- Brief
Reproduce the material word for word; the images stay out.

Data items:
============================================================

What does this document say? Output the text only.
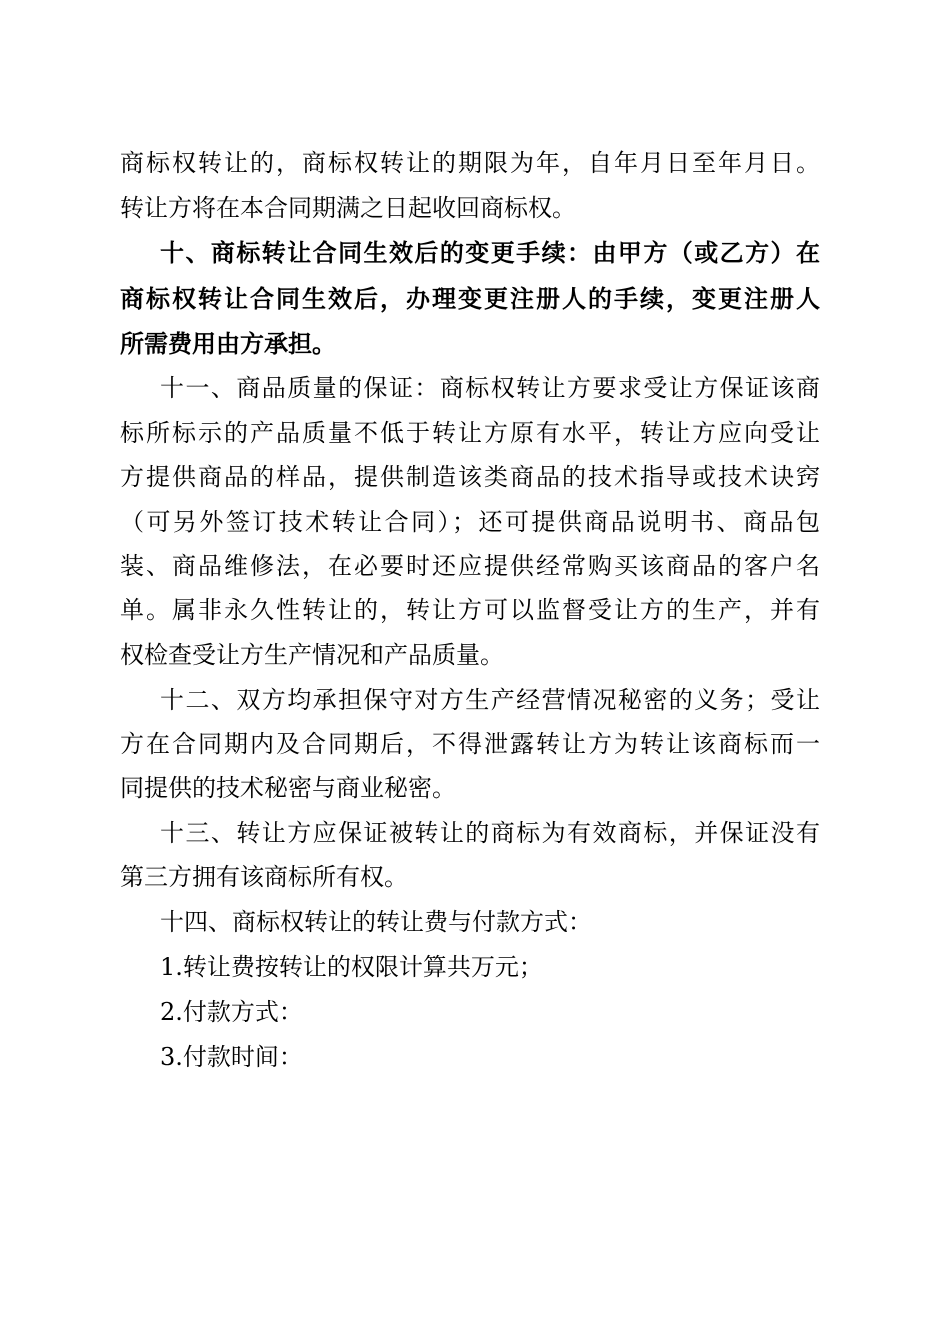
商标权转让的，商标权转让的期限为年，自年月日至年月日。
转让方将在本合同期满之日起收回商标权。
十、商标转让合同生效后的变更手续：由甲方（或乙方）在
商标权转让合同生效后，办理变更注册人的手续，变更注册人
所需费用由方承担。
十一、商品质量的保证：商标权转让方要求受让方保证该商
标所标示的产品质量不低于转让方原有水平，转让方应向受让
方提供商品的样品，提供制造该类商品的技术指导或技术诀窍
（可另外签订技术转让合同）；还可提供商品说明书、商品包
装、商品维修法，在必要时还应提供经常购买该商品的客户名
单。属非永久性转让的，转让方可以监督受让方的生产，并有
权检查受让方生产情况和产品质量。
十二、双方均承担保守对方生产经营情况秘密的义务；受让
方在合同期内及合同期后，不得泄露转让方为转让该商标而一
同提供的技术秘密与商业秘密。
十三、转让方应保证被转让的商标为有效商标，并保证没有
第三方拥有该商标所有权。
十四、商标权转让的转让费与付款方式：
1.转让费按转让的权限计算共万元；
2.付款方式：
3.付款时间：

============================================================

- Worked answer
What does this document say? Output the text only.
商标权转让的，商标权转让的期限为年，自年月日至年月日。
转让方将在本合同期满之日起收回商标权。
十、商标转让合同生效后的变更手续：由甲方（或乙方）在
商标权转让合同生效后，办理变更注册人的手续，变更注册人
所需费用由方承担。
十一、商品质量的保证：商标权转让方要求受让方保证该商
标所标示的产品质量不低于转让方原有水平，转让方应向受让
方提供商品的样品，提供制造该类商品的技术指导或技术诀窍
（可另外签订技术转让合同）；还可提供商品说明书、商品包
装、商品维修法，在必要时还应提供经常购买该商品的客户名
单。属非永久性转让的，转让方可以监督受让方的生产，并有
权检查受让方生产情况和产品质量。
十二、双方均承担保守对方生产经营情况秘密的义务；受让
方在合同期内及合同期后，不得泄露转让方为转让该商标而一
同提供的技术秘密与商业秘密。
十三、转让方应保证被转让的商标为有效商标，并保证没有
第三方拥有该商标所有权。
十四、商标权转让的转让费与付款方式：
1.转让费按转让的权限计算共万元；
2.付款方式：
3.付款时间：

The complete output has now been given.